[Stored data]

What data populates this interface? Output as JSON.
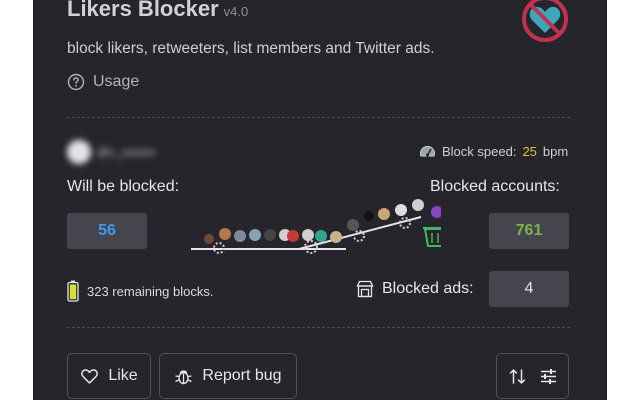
{
  "app": {
    "title": "Likers Blocker",
    "version": "v4.0",
    "description": "block likers, retweeters, list members and Twitter ads.",
    "logo_icon": "heart-blocked-logo-icon"
  },
  "usage": {
    "label": "Usage",
    "icon": "question-circle-icon"
  },
  "account": {
    "handle": "@c_ooooo"
  },
  "speed": {
    "label": "Block speed:",
    "value": "25",
    "unit": "bpm",
    "icon": "speedometer-icon"
  },
  "will_be_blocked": {
    "label": "Will be blocked:",
    "value": "56"
  },
  "blocked_accounts": {
    "label": "Blocked accounts:",
    "value": "761"
  },
  "remaining": {
    "text": "323 remaining blocks.",
    "icon": "battery-icon"
  },
  "ads": {
    "label": "Blocked ads:",
    "value": "4",
    "icon": "store-icon"
  },
  "buttons": {
    "like": {
      "label": "Like",
      "icon": "heart-icon"
    },
    "report": {
      "label": "Report bug",
      "icon": "bug-icon"
    },
    "settings": {
      "icons": [
        "sort-arrows-icon",
        "sliders-icon"
      ]
    }
  },
  "colors": {
    "panel_bg": "#25252b",
    "blue_accent": "#3d9be9",
    "green_accent": "#7fb34a",
    "yellow_accent": "#e3c531",
    "logo_red": "#c2324f",
    "logo_teal": "#3ba7b7"
  }
}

**REQUIRED TASK**
Copy out the whole listing exactly, and don't carry over any pictures.

**TASK RESPONSE**
What data populates this interface? Output as JSON.
{
  "app": {
    "title": "Likers Blocker",
    "version": "v4.0",
    "description": "block likers, retweeters, list members and Twitter ads.",
    "logo_icon": "heart-blocked-logo-icon"
  },
  "usage": {
    "label": "Usage",
    "icon": "question-circle-icon"
  },
  "account": {
    "handle": "@c_ooooo"
  },
  "speed": {
    "label": "Block speed:",
    "value": "25",
    "unit": "bpm",
    "icon": "speedometer-icon"
  },
  "will_be_blocked": {
    "label": "Will be blocked:",
    "value": "56"
  },
  "blocked_accounts": {
    "label": "Blocked accounts:",
    "value": "761"
  },
  "remaining": {
    "text": "323 remaining blocks.",
    "icon": "battery-icon"
  },
  "ads": {
    "label": "Blocked ads:",
    "value": "4",
    "icon": "store-icon"
  },
  "buttons": {
    "like": {
      "label": "Like",
      "icon": "heart-icon"
    },
    "report": {
      "label": "Report bug",
      "icon": "bug-icon"
    },
    "settings": {
      "icons": [
        "sort-arrows-icon",
        "sliders-icon"
      ]
    }
  },
  "colors": {
    "panel_bg": "#25252b",
    "blue_accent": "#3d9be9",
    "green_accent": "#7fb34a",
    "yellow_accent": "#e3c531",
    "logo_red": "#c2324f",
    "logo_teal": "#3ba7b7"
  }
}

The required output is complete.